# [Information shown]

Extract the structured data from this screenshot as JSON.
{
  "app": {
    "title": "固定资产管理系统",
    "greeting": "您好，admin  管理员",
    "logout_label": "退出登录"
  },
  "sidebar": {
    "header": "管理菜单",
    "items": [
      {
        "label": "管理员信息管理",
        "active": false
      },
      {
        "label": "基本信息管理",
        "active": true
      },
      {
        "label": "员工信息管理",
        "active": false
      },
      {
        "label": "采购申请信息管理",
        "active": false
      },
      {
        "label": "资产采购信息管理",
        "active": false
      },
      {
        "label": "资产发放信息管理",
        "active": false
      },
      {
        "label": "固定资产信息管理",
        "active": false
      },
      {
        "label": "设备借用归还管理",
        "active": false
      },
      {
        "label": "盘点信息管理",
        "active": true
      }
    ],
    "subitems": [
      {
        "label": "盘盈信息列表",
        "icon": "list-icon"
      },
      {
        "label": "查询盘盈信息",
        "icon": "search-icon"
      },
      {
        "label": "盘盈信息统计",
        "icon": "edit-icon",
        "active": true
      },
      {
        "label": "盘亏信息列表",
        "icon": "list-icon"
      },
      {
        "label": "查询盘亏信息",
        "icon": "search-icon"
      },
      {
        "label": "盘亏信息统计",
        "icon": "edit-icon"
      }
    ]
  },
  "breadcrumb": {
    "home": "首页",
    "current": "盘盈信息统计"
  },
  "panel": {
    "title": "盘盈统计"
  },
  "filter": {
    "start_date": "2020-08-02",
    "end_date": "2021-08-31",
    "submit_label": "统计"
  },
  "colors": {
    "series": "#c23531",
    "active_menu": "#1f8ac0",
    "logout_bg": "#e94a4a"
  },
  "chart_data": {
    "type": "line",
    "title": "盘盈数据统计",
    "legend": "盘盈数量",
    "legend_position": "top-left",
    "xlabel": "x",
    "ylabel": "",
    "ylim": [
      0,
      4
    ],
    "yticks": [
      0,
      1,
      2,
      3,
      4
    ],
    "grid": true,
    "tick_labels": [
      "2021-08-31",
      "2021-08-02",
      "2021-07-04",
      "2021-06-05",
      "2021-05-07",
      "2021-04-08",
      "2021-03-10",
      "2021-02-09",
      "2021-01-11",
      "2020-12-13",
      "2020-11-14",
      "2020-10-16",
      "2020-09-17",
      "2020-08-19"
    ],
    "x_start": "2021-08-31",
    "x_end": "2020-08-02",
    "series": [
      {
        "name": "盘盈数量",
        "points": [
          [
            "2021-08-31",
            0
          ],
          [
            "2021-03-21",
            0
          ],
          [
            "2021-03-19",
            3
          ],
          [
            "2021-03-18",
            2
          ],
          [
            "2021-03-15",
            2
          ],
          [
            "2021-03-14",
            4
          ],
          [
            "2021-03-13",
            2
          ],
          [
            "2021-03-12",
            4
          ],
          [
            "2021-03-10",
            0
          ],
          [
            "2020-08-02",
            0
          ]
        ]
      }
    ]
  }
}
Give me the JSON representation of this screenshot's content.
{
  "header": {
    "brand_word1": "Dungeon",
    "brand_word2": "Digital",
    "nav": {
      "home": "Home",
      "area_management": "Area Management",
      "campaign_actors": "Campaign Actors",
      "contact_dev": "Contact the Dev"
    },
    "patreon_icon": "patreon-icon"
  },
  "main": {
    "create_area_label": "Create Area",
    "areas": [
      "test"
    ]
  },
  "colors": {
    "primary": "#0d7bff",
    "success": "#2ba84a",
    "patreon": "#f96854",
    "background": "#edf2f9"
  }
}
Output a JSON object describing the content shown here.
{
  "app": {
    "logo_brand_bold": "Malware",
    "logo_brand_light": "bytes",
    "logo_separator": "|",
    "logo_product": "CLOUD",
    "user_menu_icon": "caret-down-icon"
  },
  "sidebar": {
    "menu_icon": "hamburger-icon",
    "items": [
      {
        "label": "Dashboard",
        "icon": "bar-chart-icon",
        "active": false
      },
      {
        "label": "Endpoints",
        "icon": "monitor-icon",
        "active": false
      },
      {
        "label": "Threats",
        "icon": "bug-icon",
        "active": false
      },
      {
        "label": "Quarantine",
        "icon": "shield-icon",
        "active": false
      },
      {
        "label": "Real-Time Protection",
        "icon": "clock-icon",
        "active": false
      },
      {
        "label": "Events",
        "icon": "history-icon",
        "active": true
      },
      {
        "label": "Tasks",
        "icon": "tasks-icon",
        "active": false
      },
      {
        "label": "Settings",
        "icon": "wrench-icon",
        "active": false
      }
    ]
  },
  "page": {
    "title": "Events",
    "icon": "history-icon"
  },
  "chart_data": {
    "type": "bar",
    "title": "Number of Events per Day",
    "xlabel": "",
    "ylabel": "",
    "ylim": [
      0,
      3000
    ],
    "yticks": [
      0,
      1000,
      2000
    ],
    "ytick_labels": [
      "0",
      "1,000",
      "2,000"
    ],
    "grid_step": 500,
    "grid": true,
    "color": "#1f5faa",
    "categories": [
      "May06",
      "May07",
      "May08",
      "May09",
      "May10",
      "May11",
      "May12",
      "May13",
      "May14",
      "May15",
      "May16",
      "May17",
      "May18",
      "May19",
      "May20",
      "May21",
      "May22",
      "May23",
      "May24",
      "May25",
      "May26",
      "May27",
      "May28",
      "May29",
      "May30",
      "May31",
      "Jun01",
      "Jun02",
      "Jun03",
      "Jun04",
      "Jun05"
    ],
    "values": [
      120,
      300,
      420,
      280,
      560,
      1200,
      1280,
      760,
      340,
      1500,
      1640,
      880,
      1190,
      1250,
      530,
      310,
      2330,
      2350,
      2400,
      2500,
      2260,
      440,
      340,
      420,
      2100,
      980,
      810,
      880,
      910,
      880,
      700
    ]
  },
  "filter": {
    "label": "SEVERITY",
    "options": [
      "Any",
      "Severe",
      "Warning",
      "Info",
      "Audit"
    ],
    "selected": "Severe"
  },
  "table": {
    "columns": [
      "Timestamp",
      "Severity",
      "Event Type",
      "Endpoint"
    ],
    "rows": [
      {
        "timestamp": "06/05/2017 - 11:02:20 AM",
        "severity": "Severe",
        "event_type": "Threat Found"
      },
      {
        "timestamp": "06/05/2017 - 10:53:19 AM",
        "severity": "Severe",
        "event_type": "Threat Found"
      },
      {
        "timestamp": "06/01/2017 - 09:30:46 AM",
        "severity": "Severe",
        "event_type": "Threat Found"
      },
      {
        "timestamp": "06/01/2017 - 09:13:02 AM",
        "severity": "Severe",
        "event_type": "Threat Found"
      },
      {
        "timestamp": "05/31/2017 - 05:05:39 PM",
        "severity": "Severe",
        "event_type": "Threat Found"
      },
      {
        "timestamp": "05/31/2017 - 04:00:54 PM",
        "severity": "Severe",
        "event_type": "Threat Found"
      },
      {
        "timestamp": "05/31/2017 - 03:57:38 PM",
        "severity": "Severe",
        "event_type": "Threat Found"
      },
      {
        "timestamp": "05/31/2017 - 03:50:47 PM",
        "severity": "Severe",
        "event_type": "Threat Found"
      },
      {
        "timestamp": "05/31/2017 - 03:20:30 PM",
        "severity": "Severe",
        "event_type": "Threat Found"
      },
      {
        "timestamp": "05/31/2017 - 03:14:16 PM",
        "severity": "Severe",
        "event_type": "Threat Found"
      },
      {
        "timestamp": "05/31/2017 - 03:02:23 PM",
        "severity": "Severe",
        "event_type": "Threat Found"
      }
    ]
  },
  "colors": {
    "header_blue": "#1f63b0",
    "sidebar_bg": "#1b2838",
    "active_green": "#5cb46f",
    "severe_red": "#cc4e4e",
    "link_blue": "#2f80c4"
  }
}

# [Set exercise]
Check each line of the data above for the word "this", then state how many lines have it. Give the number alone.

# [Task response]
2